▸ **Dataset entries on figures**
⁂

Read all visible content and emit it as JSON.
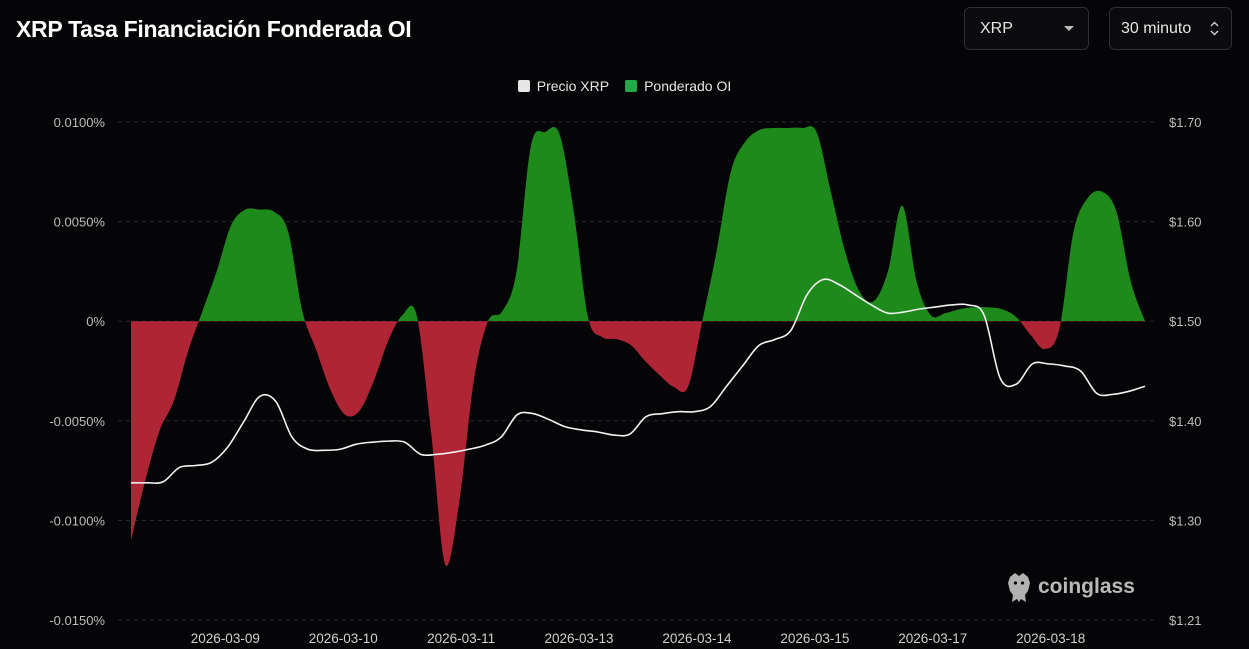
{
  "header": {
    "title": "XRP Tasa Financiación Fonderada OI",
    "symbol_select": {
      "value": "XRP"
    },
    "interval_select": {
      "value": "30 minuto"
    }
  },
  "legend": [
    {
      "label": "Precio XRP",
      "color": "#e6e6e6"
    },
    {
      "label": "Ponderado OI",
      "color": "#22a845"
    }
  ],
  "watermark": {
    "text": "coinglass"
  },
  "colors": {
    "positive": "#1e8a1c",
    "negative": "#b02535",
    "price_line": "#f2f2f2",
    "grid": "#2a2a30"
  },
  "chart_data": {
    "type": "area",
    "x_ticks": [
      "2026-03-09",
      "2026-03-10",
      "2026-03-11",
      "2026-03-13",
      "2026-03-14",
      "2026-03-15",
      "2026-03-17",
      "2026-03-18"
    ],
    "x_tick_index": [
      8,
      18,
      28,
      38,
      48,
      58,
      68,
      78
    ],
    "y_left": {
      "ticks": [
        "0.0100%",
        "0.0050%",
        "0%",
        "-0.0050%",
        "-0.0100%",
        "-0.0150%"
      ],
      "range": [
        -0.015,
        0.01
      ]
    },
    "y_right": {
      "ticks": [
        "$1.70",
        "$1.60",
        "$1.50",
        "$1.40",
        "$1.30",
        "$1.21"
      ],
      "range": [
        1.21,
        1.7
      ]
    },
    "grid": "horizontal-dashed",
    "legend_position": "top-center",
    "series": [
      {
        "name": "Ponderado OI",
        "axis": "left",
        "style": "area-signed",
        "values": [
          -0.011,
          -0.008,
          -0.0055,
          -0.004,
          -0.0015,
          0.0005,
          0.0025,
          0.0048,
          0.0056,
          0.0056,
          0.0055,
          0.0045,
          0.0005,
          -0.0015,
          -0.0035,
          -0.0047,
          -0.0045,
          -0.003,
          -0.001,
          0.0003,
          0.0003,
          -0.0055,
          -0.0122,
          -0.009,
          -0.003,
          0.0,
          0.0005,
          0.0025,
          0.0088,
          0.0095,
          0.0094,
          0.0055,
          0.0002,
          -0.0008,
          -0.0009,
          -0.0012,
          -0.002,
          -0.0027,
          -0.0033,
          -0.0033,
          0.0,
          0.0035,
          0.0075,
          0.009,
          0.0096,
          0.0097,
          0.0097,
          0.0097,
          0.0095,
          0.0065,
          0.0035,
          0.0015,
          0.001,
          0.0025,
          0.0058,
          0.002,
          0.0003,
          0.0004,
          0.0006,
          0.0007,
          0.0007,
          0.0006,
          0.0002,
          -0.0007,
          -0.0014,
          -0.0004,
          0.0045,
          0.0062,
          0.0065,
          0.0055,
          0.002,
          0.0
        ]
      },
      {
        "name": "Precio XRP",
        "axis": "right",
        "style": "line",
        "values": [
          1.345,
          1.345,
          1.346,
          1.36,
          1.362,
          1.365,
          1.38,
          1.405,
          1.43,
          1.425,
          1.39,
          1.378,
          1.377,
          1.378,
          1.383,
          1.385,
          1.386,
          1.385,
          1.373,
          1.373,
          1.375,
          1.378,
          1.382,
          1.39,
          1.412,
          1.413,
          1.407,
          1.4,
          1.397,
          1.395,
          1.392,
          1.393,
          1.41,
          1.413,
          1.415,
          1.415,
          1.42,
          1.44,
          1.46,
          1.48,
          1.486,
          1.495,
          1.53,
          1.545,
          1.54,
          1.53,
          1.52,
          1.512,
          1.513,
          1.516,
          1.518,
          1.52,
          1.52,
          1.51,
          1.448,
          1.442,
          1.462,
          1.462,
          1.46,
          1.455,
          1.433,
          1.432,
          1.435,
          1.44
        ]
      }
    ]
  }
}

⁂

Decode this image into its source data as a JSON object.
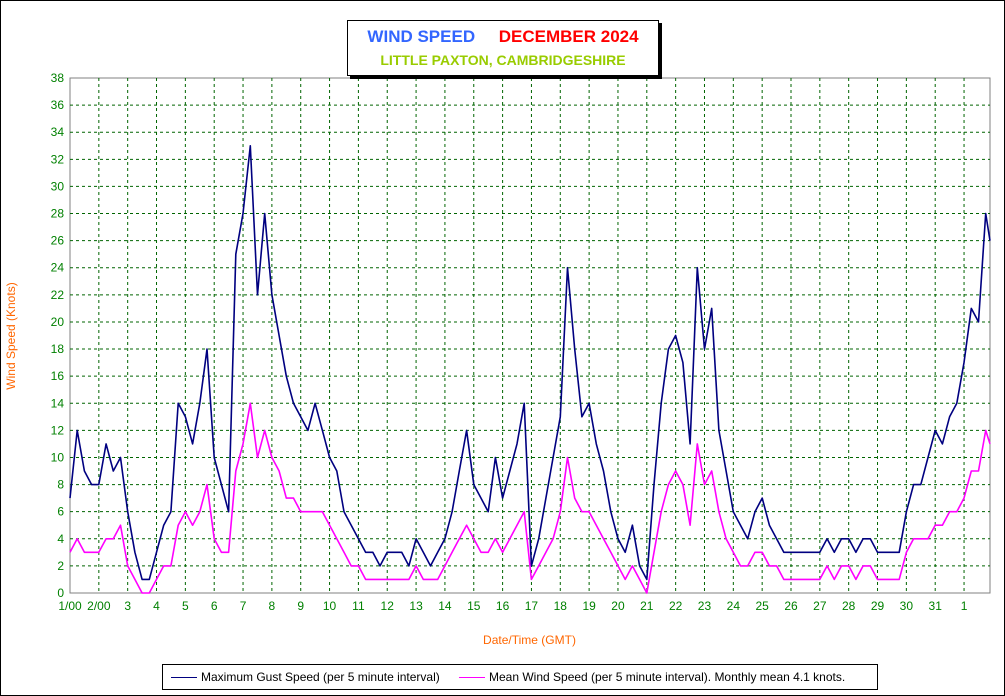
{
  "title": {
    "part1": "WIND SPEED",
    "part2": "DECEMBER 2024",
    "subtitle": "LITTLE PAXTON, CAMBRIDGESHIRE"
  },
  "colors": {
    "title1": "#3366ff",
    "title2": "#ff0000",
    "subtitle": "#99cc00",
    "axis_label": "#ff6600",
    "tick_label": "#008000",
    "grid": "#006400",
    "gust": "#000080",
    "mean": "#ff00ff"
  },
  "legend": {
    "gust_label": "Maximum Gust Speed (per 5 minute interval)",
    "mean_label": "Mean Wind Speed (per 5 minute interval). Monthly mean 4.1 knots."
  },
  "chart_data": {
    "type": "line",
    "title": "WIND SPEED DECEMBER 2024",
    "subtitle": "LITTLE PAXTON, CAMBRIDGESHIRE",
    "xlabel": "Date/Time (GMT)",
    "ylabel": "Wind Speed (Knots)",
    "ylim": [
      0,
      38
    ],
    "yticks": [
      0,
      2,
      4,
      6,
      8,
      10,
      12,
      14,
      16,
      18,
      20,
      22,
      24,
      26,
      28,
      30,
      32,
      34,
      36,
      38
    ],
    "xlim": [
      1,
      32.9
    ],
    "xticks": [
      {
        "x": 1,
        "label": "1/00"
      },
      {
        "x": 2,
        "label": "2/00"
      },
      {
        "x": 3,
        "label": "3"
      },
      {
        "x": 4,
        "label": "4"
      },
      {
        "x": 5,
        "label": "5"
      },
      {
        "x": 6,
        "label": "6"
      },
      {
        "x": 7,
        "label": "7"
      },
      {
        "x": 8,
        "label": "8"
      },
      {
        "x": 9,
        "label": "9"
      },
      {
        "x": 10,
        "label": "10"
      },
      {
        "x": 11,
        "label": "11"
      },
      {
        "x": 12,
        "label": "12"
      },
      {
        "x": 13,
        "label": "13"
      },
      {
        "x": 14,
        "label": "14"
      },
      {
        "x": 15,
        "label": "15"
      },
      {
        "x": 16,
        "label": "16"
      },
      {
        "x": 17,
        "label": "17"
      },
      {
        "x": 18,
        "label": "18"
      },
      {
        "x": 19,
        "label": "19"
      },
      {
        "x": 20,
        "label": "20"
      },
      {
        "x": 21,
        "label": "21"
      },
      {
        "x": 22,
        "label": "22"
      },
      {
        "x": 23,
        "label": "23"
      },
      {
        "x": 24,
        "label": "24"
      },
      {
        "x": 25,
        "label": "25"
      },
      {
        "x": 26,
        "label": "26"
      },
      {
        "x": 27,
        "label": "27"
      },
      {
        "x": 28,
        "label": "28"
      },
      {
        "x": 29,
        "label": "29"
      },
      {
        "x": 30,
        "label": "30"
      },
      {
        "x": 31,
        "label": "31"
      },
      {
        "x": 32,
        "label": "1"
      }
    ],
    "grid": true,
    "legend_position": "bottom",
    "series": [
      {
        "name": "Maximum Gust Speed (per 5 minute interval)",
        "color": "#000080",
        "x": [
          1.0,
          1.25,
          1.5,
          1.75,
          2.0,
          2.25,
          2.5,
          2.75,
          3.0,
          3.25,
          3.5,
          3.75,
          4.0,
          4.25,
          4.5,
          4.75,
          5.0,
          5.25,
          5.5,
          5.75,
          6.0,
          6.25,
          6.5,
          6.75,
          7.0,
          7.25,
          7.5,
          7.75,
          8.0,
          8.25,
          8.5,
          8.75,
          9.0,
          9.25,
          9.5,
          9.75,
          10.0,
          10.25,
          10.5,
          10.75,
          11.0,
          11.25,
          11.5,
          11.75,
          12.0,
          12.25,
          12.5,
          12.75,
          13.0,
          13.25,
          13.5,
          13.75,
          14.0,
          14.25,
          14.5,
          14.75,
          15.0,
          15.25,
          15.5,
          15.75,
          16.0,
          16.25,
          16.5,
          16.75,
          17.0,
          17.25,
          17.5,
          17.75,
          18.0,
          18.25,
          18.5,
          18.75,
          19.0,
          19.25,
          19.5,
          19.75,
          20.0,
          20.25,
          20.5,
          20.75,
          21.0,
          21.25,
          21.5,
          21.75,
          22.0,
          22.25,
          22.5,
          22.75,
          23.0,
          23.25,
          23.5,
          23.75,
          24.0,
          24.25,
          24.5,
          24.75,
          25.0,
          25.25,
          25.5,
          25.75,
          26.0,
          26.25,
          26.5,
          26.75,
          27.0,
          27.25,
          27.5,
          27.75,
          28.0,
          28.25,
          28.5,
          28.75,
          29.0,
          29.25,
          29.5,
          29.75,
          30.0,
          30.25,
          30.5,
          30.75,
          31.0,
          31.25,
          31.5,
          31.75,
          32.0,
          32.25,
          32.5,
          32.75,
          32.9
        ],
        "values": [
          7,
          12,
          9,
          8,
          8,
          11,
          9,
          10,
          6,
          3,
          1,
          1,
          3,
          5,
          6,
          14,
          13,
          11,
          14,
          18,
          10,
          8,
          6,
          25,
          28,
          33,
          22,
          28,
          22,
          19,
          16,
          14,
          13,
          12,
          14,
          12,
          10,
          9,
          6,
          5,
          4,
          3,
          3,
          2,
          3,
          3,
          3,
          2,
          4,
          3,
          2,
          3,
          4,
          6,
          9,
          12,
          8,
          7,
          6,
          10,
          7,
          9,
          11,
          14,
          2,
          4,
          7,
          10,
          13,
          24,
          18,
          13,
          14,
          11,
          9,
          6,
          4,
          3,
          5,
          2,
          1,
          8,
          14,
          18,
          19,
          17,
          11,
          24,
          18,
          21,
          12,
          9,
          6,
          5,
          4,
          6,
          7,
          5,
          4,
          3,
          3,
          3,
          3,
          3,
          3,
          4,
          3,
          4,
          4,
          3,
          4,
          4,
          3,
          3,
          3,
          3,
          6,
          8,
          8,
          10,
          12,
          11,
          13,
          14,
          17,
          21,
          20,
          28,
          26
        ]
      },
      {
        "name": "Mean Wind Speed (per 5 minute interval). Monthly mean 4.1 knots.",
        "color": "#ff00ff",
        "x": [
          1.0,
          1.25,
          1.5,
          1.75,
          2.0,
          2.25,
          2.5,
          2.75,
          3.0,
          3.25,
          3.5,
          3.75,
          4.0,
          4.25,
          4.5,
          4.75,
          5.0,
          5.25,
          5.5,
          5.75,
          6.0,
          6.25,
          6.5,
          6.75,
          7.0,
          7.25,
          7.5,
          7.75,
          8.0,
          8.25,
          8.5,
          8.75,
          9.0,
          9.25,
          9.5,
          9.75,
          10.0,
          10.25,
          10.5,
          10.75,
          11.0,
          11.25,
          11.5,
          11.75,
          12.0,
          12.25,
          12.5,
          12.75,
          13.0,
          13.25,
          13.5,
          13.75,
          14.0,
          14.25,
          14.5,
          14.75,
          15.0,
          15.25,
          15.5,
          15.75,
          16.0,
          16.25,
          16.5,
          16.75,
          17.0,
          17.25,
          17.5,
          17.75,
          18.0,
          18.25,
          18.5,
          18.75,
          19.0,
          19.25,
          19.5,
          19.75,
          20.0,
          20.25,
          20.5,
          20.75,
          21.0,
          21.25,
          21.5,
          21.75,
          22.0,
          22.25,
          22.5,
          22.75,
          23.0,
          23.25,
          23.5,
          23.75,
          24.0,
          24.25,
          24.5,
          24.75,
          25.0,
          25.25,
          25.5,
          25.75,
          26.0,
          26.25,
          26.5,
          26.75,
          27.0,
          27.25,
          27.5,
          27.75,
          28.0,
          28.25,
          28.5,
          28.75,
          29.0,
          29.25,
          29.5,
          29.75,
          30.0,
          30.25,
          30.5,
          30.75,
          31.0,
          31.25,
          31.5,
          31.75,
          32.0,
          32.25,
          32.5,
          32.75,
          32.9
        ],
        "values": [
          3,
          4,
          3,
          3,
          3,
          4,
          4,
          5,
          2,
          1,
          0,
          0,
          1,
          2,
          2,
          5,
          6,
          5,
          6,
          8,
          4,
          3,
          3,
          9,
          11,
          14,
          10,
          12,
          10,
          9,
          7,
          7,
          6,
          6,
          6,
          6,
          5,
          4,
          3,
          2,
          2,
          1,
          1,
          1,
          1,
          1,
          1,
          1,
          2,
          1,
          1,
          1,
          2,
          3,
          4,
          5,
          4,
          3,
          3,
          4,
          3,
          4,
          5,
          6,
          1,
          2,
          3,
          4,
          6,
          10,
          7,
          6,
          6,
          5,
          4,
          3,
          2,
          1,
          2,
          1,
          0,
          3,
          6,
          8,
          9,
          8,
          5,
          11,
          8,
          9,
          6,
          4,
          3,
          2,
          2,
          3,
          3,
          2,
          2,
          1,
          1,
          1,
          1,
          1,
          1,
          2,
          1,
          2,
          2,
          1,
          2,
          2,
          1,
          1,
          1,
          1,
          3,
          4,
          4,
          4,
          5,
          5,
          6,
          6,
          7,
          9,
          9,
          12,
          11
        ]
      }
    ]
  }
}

⁂

▸ **Task goal**
Your task is to collect every line above that contains the word "CAMBRIDGESHIRE".

▸ **Complete answer**
    "subtitle": "LITTLE PAXTON, CAMBRIDGESHIRE"
    "subtitle": "LITTLE PAXTON, CAMBRIDGESHIRE",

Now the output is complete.